** START OF Task material **

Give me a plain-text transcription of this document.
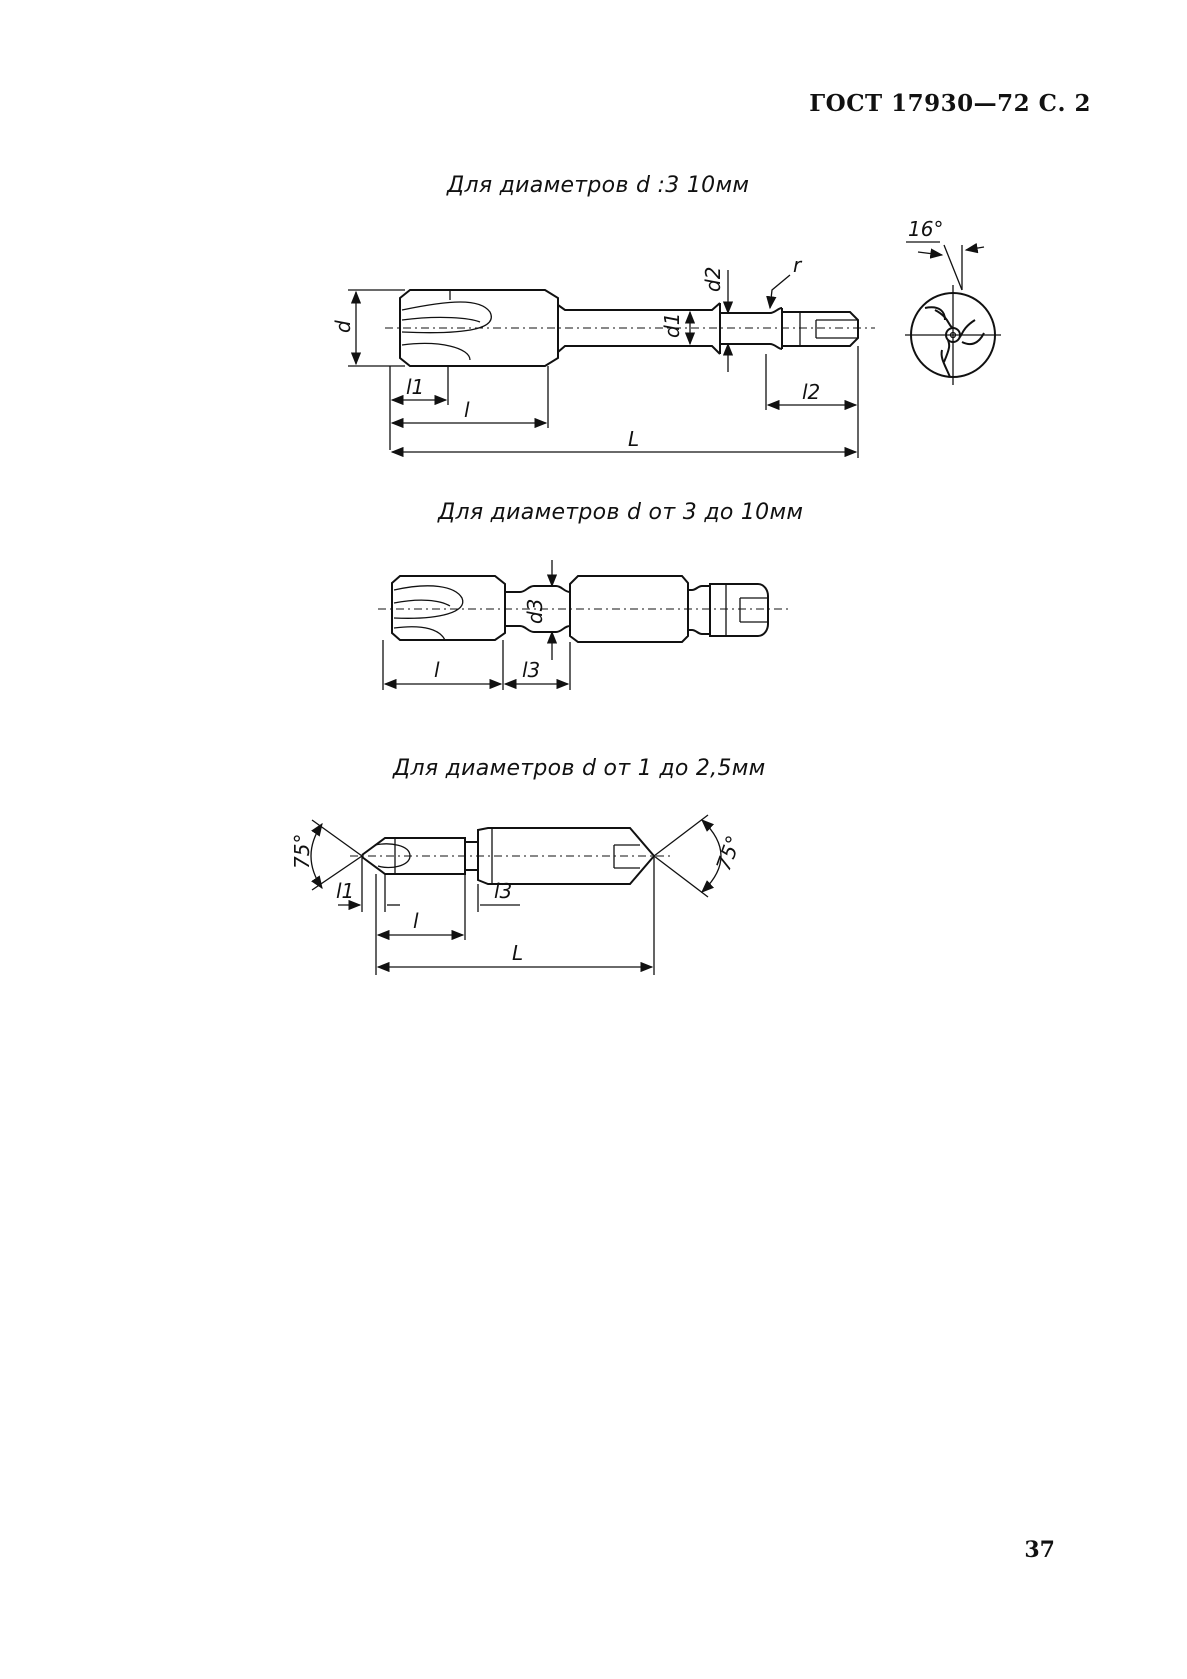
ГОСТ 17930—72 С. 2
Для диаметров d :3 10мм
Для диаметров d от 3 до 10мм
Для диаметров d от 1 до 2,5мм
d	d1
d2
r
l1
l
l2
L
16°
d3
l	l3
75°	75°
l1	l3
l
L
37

** END OF Task material **

[Work to be completed]
Leave the images out, please, and restate each line word for word.

[Response]
Give me a plain-text transcription of this document.
ГОСТ 17930—72 С. 2
Для диаметров d :3 10мм
Для диаметров d от 3 до 10мм
Для диаметров d от 1 до 2,5мм
d	d1
d2
r
l1
l
l2
L
16°
d3
l	l3
75°	75°
l1	l3
l
L
37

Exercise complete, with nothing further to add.